● Raw data
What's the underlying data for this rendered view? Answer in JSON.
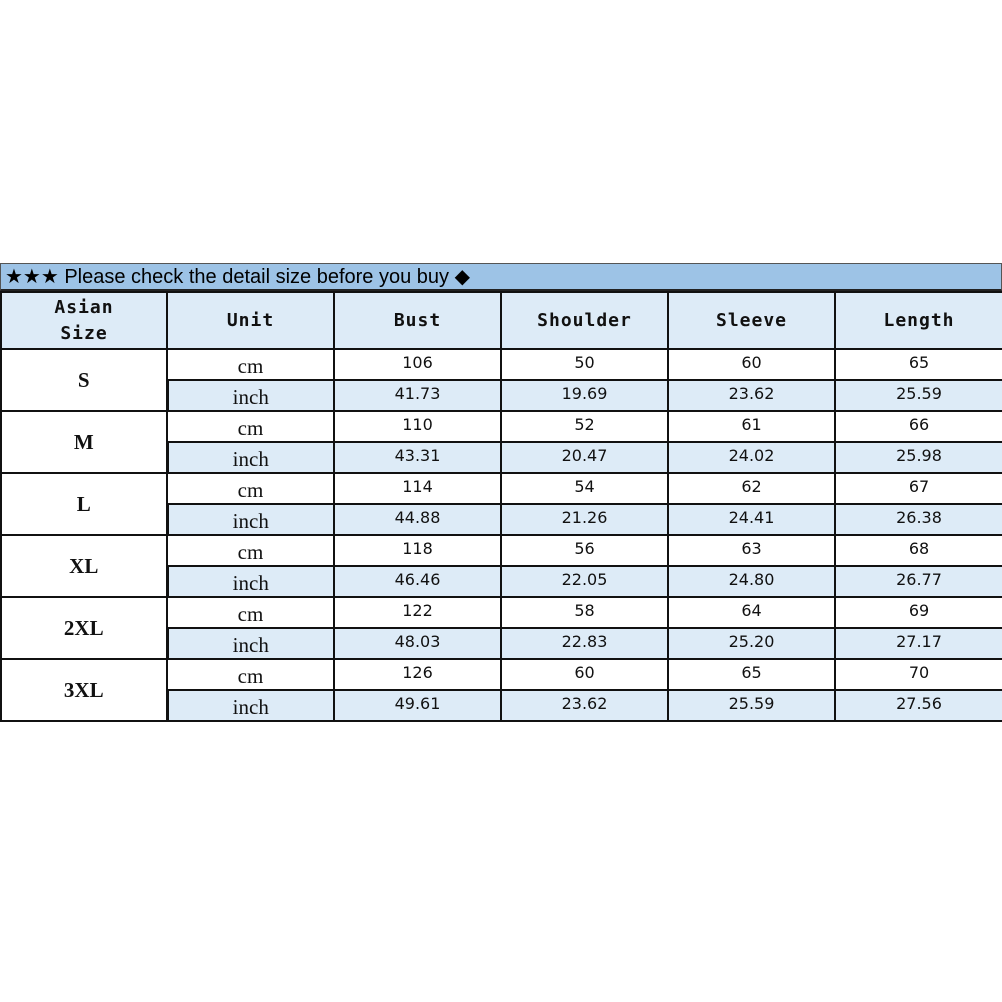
{
  "title": "★★★ Please check the detail size before you buy ◆",
  "headers": [
    "Asian\nSize",
    "Unit",
    "Bust",
    "Shoulder",
    "Sleeve",
    "Length"
  ],
  "units": {
    "cm": "cm",
    "inch": "inch"
  },
  "colors": {
    "title_bg": "#9dc3e6",
    "header_bg": "#ddebf7",
    "inch_row_bg": "#ddebf7"
  },
  "rows": [
    {
      "size": "S",
      "cm": [
        "106",
        "50",
        "60",
        "65"
      ],
      "inch": [
        "41.73",
        "19.69",
        "23.62",
        "25.59"
      ]
    },
    {
      "size": "M",
      "cm": [
        "110",
        "52",
        "61",
        "66"
      ],
      "inch": [
        "43.31",
        "20.47",
        "24.02",
        "25.98"
      ]
    },
    {
      "size": "L",
      "cm": [
        "114",
        "54",
        "62",
        "67"
      ],
      "inch": [
        "44.88",
        "21.26",
        "24.41",
        "26.38"
      ]
    },
    {
      "size": "XL",
      "cm": [
        "118",
        "56",
        "63",
        "68"
      ],
      "inch": [
        "46.46",
        "22.05",
        "24.80",
        "26.77"
      ]
    },
    {
      "size": "2XL",
      "cm": [
        "122",
        "58",
        "64",
        "69"
      ],
      "inch": [
        "48.03",
        "22.83",
        "25.20",
        "27.17"
      ]
    },
    {
      "size": "3XL",
      "cm": [
        "126",
        "60",
        "65",
        "70"
      ],
      "inch": [
        "49.61",
        "23.62",
        "25.59",
        "27.56"
      ]
    }
  ]
}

● Exercise description
Every entry must be written out exactly, with all pictures left out.

● Full solution
What's the underlying data for this rendered view? Answer in JSON.
{
  "title": "★★★ Please check the detail size before you buy ◆",
  "headers": [
    "Asian\nSize",
    "Unit",
    "Bust",
    "Shoulder",
    "Sleeve",
    "Length"
  ],
  "units": {
    "cm": "cm",
    "inch": "inch"
  },
  "colors": {
    "title_bg": "#9dc3e6",
    "header_bg": "#ddebf7",
    "inch_row_bg": "#ddebf7"
  },
  "rows": [
    {
      "size": "S",
      "cm": [
        "106",
        "50",
        "60",
        "65"
      ],
      "inch": [
        "41.73",
        "19.69",
        "23.62",
        "25.59"
      ]
    },
    {
      "size": "M",
      "cm": [
        "110",
        "52",
        "61",
        "66"
      ],
      "inch": [
        "43.31",
        "20.47",
        "24.02",
        "25.98"
      ]
    },
    {
      "size": "L",
      "cm": [
        "114",
        "54",
        "62",
        "67"
      ],
      "inch": [
        "44.88",
        "21.26",
        "24.41",
        "26.38"
      ]
    },
    {
      "size": "XL",
      "cm": [
        "118",
        "56",
        "63",
        "68"
      ],
      "inch": [
        "46.46",
        "22.05",
        "24.80",
        "26.77"
      ]
    },
    {
      "size": "2XL",
      "cm": [
        "122",
        "58",
        "64",
        "69"
      ],
      "inch": [
        "48.03",
        "22.83",
        "25.20",
        "27.17"
      ]
    },
    {
      "size": "3XL",
      "cm": [
        "126",
        "60",
        "65",
        "70"
      ],
      "inch": [
        "49.61",
        "23.62",
        "25.59",
        "27.56"
      ]
    }
  ]
}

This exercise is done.